- _DIRECTIVE_
Give a verbatim quotation of every record.

(Collected data)

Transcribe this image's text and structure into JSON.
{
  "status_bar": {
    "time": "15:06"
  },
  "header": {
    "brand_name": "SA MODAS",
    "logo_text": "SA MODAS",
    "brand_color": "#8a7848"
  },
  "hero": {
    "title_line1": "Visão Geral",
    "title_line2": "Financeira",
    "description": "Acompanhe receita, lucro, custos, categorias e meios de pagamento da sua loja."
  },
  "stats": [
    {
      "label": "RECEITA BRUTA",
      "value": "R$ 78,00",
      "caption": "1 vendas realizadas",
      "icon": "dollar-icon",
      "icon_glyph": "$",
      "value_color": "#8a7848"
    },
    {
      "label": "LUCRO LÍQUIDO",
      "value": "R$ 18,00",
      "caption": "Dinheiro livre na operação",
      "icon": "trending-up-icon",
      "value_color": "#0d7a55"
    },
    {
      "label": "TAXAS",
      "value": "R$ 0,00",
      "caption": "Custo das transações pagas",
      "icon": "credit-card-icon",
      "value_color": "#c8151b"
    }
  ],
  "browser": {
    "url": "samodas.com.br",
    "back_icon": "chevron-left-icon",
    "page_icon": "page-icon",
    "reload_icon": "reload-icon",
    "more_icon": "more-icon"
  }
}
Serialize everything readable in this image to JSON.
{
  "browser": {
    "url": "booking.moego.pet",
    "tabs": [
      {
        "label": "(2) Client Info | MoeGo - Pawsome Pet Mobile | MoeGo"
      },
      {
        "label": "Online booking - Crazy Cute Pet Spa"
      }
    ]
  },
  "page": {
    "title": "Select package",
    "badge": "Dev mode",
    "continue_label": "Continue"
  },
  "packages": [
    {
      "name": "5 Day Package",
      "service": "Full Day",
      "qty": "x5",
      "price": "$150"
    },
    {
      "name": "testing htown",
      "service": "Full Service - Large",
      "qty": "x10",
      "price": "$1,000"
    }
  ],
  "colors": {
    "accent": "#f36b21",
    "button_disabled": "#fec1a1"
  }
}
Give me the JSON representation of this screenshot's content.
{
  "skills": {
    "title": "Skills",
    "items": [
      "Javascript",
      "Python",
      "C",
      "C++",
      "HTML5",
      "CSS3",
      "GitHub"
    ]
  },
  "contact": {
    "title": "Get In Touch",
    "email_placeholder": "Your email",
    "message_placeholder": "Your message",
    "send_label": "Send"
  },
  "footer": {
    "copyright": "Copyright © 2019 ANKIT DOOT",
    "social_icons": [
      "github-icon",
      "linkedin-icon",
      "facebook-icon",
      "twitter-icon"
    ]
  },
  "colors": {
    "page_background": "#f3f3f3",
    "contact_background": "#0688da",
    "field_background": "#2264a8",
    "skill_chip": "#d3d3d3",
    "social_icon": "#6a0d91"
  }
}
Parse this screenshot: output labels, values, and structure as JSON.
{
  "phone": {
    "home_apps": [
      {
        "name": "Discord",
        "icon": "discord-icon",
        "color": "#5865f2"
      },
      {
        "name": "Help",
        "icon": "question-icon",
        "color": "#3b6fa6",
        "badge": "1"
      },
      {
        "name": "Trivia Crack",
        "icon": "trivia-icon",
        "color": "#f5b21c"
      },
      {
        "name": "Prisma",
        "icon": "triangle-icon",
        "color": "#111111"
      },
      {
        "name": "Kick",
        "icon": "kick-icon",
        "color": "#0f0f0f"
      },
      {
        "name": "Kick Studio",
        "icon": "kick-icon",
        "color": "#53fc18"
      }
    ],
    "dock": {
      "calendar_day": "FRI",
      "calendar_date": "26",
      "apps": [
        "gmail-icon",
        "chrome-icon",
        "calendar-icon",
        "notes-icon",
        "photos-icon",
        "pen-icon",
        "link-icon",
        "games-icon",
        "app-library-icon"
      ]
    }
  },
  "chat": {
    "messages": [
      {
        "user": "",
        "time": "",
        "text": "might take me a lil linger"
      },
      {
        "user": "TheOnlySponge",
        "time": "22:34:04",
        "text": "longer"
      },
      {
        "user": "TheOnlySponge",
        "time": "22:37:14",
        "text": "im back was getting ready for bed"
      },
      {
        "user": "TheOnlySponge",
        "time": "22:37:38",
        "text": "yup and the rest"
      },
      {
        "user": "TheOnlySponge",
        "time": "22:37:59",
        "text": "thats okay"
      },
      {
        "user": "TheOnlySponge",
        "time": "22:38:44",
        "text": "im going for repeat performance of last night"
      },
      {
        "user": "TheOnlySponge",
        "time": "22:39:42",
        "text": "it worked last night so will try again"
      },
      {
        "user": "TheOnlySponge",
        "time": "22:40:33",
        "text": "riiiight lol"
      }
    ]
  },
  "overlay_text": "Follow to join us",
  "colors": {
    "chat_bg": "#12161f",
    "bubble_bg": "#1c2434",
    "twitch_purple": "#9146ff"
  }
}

- _OUTPUT FOR THIS EXERCISE_
Transcribe this image's text and structure into JSON.
{
  "status_bar": {
    "time": "15:06"
  },
  "header": {
    "brand_name": "SA MODAS",
    "logo_text": "SA MODAS",
    "brand_color": "#8a7848"
  },
  "hero": {
    "title_line1": "Visão Geral",
    "title_line2": "Financeira",
    "description": "Acompanhe receita, lucro, custos, categorias e meios de pagamento da sua loja."
  },
  "stats": [
    {
      "label": "RECEITA BRUTA",
      "value": "R$ 78,00",
      "caption": "1 vendas realizadas",
      "icon": "dollar-icon",
      "icon_glyph": "$",
      "value_color": "#8a7848"
    },
    {
      "label": "LUCRO LÍQUIDO",
      "value": "R$ 18,00",
      "caption": "Dinheiro livre na operação",
      "icon": "trending-up-icon",
      "value_color": "#0d7a55"
    },
    {
      "label": "TAXAS",
      "value": "R$ 0,00",
      "caption": "Custo das transações pagas",
      "icon": "credit-card-icon",
      "value_color": "#c8151b"
    }
  ],
  "browser": {
    "url": "samodas.com.br",
    "back_icon": "chevron-left-icon",
    "page_icon": "page-icon",
    "reload_icon": "reload-icon",
    "more_icon": "more-icon"
  }
}
Serialize everything readable in this image to JSON.
{
  "browser": {
    "url": "booking.moego.pet",
    "tabs": [
      {
        "label": "(2) Client Info | MoeGo - Pawsome Pet Mobile | MoeGo"
      },
      {
        "label": "Online booking - Crazy Cute Pet Spa"
      }
    ]
  },
  "page": {
    "title": "Select package",
    "badge": "Dev mode",
    "continue_label": "Continue"
  },
  "packages": [
    {
      "name": "5 Day Package",
      "service": "Full Day",
      "qty": "x5",
      "price": "$150"
    },
    {
      "name": "testing htown",
      "service": "Full Service - Large",
      "qty": "x10",
      "price": "$1,000"
    }
  ],
  "colors": {
    "accent": "#f36b21",
    "button_disabled": "#fec1a1"
  }
}
Give me the JSON representation of this screenshot's content.
{
  "skills": {
    "title": "Skills",
    "items": [
      "Javascript",
      "Python",
      "C",
      "C++",
      "HTML5",
      "CSS3",
      "GitHub"
    ]
  },
  "contact": {
    "title": "Get In Touch",
    "email_placeholder": "Your email",
    "message_placeholder": "Your message",
    "send_label": "Send"
  },
  "footer": {
    "copyright": "Copyright © 2019 ANKIT DOOT",
    "social_icons": [
      "github-icon",
      "linkedin-icon",
      "facebook-icon",
      "twitter-icon"
    ]
  },
  "colors": {
    "page_background": "#f3f3f3",
    "contact_background": "#0688da",
    "field_background": "#2264a8",
    "skill_chip": "#d3d3d3",
    "social_icon": "#6a0d91"
  }
}
Parse this screenshot: output labels, values, and structure as JSON.
{
  "phone": {
    "home_apps": [
      {
        "name": "Discord",
        "icon": "discord-icon",
        "color": "#5865f2"
      },
      {
        "name": "Help",
        "icon": "question-icon",
        "color": "#3b6fa6",
        "badge": "1"
      },
      {
        "name": "Trivia Crack",
        "icon": "trivia-icon",
        "color": "#f5b21c"
      },
      {
        "name": "Prisma",
        "icon": "triangle-icon",
        "color": "#111111"
      },
      {
        "name": "Kick",
        "icon": "kick-icon",
        "color": "#0f0f0f"
      },
      {
        "name": "Kick Studio",
        "icon": "kick-icon",
        "color": "#53fc18"
      }
    ],
    "dock": {
      "calendar_day": "FRI",
      "calendar_date": "26",
      "apps": [
        "gmail-icon",
        "chrome-icon",
        "calendar-icon",
        "notes-icon",
        "photos-icon",
        "pen-icon",
        "link-icon",
        "games-icon",
        "app-library-icon"
      ]
    }
  },
  "chat": {
    "messages": [
      {
        "user": "",
        "time": "",
        "text": "might take me a lil linger"
      },
      {
        "user": "TheOnlySponge",
        "time": "22:34:04",
        "text": "longer"
      },
      {
        "user": "TheOnlySponge",
        "time": "22:37:14",
        "text": "im back was getting ready for bed"
      },
      {
        "user": "TheOnlySponge",
        "time": "22:37:38",
        "text": "yup and the rest"
      },
      {
        "user": "TheOnlySponge",
        "time": "22:37:59",
        "text": "thats okay"
      },
      {
        "user": "TheOnlySponge",
        "time": "22:38:44",
        "text": "im going for repeat performance of last night"
      },
      {
        "user": "TheOnlySponge",
        "time": "22:39:42",
        "text": "it worked last night so will try again"
      },
      {
        "user": "TheOnlySponge",
        "time": "22:40:33",
        "text": "riiiight lol"
      }
    ]
  },
  "overlay_text": "Follow to join us",
  "colors": {
    "chat_bg": "#12161f",
    "bubble_bg": "#1c2434",
    "twitch_purple": "#9146ff"
  }
}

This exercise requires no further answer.